● RECORDS
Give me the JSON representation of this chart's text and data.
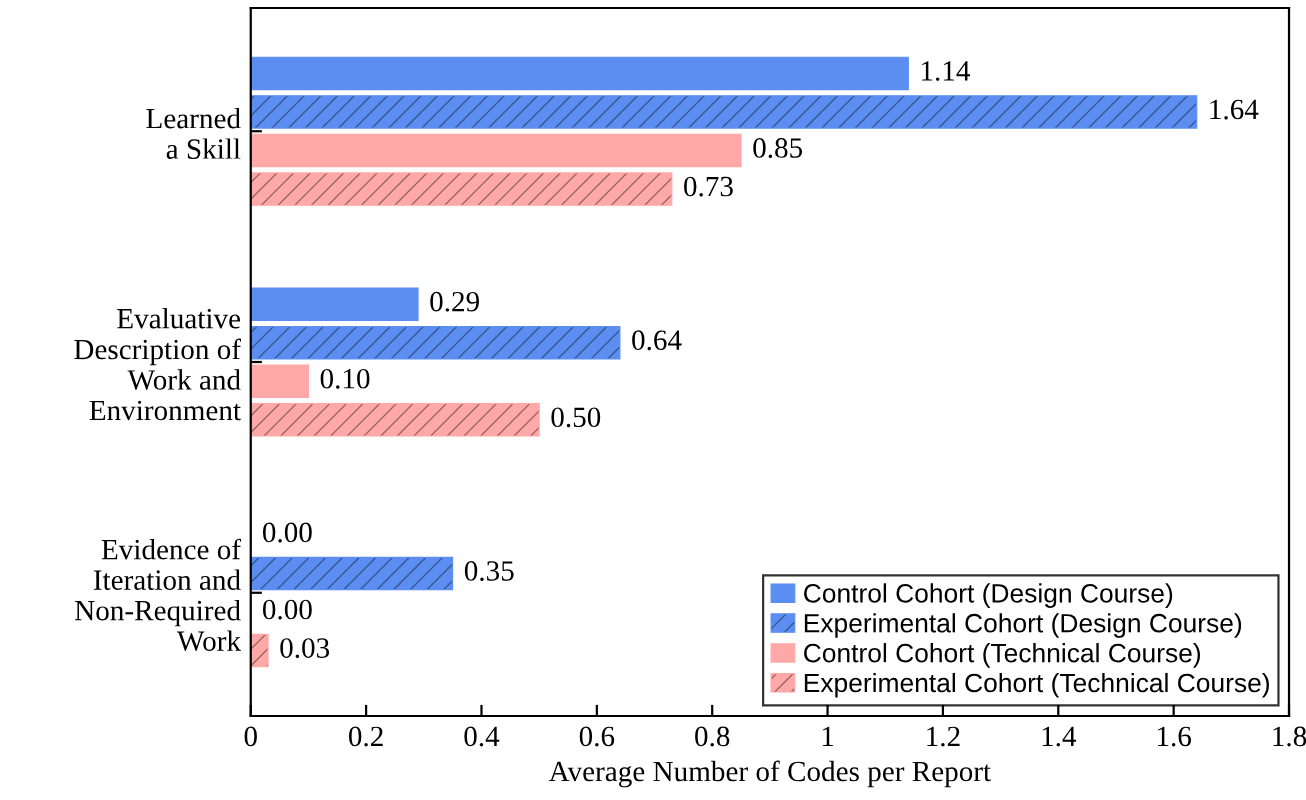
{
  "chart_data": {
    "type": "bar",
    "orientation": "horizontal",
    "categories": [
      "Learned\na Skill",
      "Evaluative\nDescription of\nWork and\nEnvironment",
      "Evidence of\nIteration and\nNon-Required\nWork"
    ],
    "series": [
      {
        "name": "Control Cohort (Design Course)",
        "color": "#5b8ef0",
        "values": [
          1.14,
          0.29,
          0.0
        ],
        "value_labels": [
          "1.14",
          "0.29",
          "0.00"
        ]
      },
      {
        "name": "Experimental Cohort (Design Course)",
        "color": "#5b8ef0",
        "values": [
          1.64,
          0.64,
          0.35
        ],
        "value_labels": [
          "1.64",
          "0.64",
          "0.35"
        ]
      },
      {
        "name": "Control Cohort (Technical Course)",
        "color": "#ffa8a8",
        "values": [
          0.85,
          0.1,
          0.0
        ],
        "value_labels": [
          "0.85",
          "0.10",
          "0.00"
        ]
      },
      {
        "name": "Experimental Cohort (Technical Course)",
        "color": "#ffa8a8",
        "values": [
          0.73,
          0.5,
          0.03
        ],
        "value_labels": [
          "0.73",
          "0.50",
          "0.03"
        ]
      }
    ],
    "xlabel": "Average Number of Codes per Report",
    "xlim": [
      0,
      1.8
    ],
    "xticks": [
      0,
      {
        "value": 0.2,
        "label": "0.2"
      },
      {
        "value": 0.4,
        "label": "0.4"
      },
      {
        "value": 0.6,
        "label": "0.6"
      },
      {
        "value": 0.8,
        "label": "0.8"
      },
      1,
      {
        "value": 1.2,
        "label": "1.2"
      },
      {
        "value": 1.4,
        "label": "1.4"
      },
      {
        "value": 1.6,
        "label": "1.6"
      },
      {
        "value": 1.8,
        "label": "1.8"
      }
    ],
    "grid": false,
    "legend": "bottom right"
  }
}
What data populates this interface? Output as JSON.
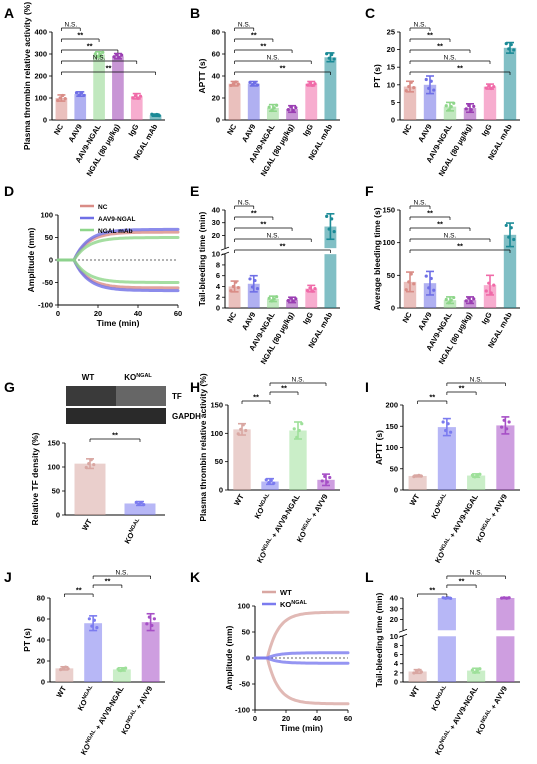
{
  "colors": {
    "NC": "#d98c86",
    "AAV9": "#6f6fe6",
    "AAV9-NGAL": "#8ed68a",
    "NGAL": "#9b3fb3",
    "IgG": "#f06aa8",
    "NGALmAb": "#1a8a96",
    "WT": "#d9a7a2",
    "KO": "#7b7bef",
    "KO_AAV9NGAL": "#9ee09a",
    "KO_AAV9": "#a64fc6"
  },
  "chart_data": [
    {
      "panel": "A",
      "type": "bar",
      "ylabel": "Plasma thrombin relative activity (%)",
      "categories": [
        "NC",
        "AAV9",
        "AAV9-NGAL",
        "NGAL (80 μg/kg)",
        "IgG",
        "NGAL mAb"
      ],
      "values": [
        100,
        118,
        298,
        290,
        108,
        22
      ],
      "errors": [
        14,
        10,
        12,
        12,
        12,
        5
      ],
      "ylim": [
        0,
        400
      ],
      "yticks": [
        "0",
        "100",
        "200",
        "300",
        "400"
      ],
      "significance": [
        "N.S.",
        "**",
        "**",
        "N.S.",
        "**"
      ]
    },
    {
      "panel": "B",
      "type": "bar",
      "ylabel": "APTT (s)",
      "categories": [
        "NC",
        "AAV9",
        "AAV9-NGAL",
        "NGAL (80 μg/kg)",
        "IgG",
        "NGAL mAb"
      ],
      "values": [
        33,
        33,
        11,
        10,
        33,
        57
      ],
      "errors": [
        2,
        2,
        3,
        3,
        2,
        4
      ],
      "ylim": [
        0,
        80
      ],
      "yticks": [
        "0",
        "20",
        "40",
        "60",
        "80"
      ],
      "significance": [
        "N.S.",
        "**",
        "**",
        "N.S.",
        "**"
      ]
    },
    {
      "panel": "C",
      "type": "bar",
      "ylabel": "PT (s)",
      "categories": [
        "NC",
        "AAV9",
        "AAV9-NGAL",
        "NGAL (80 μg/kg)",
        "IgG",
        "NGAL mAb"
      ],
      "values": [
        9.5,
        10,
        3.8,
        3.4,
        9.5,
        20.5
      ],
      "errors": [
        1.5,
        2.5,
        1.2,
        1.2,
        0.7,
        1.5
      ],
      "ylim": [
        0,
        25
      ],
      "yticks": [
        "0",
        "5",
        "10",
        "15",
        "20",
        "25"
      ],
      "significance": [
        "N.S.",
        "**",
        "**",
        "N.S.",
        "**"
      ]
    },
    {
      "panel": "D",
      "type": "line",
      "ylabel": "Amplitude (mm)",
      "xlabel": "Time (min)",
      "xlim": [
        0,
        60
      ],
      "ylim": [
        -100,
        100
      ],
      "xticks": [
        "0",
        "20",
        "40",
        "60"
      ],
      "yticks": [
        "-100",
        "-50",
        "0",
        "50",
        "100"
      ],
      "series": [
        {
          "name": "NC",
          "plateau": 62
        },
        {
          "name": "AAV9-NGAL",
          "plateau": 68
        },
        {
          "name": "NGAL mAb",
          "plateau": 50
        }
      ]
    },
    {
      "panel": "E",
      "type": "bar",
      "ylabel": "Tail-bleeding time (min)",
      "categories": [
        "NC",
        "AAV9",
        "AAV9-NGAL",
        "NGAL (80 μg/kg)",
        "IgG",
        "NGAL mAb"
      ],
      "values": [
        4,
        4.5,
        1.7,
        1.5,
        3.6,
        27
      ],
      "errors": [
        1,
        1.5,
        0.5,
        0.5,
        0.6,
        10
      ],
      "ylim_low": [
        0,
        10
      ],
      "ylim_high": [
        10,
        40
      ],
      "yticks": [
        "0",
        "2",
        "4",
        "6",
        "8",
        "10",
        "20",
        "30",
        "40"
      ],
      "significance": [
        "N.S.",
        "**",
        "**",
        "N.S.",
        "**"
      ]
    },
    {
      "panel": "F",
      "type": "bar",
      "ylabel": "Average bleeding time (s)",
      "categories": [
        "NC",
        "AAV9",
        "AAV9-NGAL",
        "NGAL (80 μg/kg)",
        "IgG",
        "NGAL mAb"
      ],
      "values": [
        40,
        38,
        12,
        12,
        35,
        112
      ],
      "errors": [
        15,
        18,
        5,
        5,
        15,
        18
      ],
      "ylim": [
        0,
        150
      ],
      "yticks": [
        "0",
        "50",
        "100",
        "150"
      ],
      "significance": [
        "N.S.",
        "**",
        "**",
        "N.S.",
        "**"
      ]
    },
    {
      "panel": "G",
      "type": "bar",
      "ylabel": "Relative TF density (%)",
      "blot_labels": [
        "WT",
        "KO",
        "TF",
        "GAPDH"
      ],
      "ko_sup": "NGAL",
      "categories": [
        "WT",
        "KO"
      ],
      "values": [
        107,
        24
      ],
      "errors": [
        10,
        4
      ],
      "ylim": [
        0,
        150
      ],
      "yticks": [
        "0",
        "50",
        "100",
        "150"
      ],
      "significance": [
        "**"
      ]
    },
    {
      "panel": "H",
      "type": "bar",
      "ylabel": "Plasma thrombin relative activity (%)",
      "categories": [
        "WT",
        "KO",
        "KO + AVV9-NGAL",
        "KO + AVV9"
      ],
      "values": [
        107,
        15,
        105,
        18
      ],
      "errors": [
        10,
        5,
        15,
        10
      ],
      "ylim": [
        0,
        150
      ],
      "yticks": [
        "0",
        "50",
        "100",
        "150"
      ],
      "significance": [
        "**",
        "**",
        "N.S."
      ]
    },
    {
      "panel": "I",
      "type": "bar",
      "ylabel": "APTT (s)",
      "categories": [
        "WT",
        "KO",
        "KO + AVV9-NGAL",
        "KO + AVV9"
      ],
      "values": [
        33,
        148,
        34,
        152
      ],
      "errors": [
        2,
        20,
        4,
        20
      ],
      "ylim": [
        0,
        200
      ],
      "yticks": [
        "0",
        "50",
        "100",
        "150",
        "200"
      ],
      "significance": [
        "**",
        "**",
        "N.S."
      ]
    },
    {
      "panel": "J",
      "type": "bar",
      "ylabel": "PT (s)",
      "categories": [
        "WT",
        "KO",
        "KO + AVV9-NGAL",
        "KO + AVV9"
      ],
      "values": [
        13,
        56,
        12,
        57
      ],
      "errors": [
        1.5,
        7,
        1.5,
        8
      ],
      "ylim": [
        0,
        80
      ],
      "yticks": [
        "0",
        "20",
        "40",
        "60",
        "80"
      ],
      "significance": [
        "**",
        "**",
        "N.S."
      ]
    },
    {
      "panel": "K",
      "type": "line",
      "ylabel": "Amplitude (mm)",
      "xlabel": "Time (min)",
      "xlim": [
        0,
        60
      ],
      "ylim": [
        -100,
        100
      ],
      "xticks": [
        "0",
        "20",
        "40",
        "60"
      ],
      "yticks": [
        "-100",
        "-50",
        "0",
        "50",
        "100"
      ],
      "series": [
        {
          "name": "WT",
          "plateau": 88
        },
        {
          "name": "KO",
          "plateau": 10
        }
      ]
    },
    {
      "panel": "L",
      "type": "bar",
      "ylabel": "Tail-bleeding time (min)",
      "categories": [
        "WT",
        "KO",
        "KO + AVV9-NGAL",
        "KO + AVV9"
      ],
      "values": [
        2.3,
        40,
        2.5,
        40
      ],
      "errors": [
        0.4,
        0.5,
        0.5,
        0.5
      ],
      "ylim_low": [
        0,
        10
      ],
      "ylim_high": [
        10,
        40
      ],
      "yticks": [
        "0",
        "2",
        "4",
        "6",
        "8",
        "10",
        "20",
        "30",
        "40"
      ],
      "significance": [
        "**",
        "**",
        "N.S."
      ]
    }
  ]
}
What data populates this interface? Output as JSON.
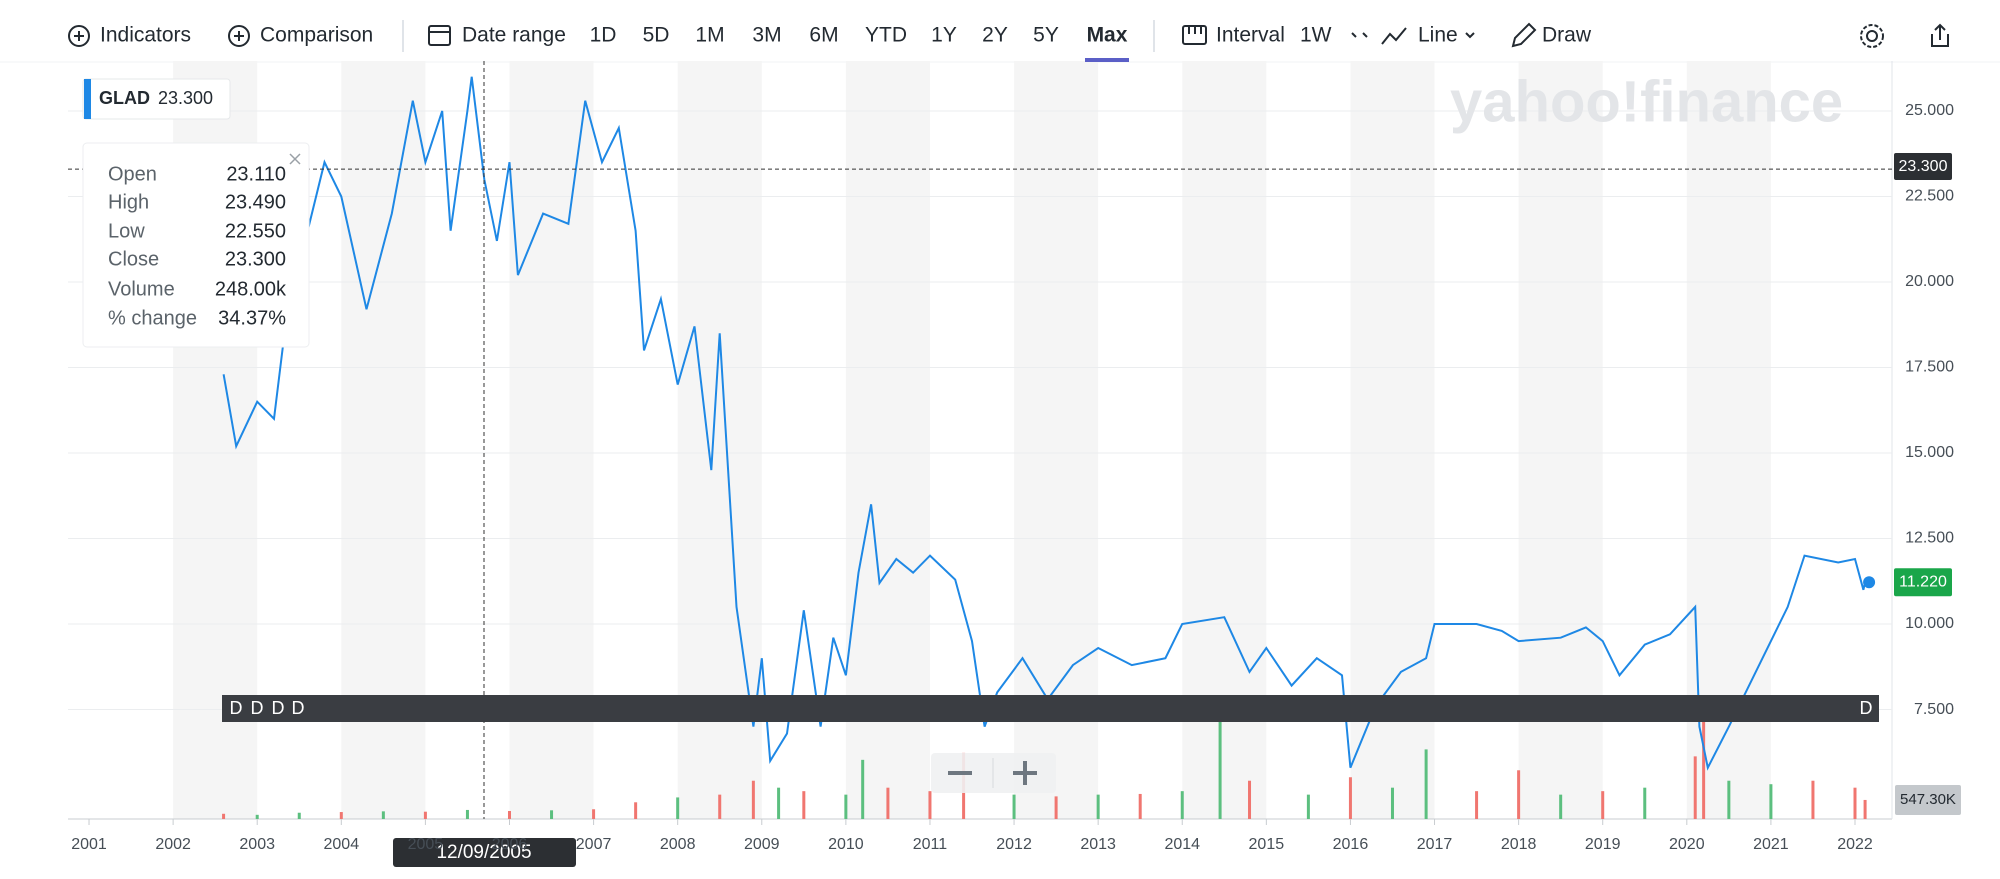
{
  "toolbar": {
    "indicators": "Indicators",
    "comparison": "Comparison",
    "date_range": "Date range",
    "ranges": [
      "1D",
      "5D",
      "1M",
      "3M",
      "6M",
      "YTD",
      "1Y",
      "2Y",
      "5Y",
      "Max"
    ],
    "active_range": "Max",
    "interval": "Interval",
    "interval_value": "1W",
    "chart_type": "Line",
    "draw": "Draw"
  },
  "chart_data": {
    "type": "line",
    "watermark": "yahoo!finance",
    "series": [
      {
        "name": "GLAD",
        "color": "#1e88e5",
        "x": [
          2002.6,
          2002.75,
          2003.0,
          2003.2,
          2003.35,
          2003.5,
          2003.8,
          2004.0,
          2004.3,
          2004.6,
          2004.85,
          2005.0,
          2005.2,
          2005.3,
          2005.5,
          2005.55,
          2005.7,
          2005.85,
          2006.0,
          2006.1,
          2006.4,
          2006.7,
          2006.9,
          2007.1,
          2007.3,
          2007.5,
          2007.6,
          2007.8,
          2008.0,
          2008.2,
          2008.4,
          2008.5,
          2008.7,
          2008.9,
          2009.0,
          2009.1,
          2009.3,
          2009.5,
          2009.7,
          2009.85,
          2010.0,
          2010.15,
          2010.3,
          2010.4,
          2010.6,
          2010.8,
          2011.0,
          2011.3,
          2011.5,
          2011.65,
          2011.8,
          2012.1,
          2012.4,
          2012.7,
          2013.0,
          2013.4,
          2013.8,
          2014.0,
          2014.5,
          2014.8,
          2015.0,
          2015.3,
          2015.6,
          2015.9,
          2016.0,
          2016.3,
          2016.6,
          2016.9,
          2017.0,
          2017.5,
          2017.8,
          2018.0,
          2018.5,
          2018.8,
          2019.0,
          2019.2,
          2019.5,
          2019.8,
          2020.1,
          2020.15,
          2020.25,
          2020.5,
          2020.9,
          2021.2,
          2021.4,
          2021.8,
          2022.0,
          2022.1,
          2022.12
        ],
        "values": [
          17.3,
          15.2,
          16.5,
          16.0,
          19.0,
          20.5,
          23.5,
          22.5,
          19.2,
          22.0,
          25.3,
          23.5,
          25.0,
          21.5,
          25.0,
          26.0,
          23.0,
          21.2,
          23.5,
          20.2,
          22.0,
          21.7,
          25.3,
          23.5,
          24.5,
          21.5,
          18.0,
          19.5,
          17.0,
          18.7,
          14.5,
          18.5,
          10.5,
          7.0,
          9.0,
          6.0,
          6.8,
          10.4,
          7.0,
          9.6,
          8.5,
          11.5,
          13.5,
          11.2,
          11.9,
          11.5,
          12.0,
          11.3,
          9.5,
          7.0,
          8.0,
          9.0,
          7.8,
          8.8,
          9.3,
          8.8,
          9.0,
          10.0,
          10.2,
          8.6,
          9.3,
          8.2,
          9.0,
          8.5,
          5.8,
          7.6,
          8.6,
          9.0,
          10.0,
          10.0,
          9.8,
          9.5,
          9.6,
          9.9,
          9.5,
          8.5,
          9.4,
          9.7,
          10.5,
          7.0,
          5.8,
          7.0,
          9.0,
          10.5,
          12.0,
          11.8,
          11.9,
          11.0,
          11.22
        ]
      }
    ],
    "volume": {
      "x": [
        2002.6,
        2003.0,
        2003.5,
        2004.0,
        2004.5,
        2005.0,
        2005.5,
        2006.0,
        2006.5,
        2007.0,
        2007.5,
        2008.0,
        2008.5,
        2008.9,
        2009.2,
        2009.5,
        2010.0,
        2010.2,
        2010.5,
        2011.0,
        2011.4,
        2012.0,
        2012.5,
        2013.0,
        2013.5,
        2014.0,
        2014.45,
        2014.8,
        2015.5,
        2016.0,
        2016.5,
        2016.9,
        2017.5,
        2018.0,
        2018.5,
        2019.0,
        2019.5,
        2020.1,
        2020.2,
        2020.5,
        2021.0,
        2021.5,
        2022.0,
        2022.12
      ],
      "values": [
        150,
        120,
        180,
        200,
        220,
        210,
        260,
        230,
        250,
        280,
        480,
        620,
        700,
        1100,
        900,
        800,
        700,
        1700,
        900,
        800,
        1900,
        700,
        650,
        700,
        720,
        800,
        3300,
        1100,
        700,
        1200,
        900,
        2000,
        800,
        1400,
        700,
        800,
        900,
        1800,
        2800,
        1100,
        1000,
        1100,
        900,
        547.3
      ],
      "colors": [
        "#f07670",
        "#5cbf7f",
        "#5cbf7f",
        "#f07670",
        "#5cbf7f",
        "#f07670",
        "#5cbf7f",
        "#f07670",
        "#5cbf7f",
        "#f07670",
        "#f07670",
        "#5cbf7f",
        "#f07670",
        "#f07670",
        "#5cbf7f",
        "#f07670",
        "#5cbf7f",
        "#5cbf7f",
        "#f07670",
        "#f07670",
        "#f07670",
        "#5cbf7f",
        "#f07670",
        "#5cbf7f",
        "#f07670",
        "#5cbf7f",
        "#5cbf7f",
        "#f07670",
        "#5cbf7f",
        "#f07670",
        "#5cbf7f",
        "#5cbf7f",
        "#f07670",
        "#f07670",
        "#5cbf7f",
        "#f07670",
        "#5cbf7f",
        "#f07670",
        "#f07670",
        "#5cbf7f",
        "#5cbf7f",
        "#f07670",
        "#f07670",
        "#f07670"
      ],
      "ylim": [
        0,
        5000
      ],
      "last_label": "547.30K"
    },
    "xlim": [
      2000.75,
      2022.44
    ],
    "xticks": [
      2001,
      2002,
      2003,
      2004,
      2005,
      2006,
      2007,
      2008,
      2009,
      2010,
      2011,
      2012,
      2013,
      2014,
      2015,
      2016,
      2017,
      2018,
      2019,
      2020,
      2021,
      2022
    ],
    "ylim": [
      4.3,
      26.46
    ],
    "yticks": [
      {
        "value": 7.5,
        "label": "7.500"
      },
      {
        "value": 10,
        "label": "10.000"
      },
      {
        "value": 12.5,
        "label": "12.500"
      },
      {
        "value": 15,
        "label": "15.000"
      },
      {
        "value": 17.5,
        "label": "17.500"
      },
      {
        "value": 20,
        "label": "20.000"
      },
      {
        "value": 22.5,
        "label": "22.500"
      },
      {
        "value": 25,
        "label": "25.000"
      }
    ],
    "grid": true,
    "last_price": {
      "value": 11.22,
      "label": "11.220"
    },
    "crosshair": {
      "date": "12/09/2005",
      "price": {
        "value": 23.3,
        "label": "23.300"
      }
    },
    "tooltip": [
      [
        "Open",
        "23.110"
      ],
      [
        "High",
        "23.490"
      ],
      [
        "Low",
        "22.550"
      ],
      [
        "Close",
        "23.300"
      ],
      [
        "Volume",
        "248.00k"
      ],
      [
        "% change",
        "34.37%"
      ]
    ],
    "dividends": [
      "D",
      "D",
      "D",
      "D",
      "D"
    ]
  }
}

● WRITTEN PROBLEM
Above are several records. Count the lines among them that contain "plateau" and give only the total.

● EXERCISE RESPONSE
5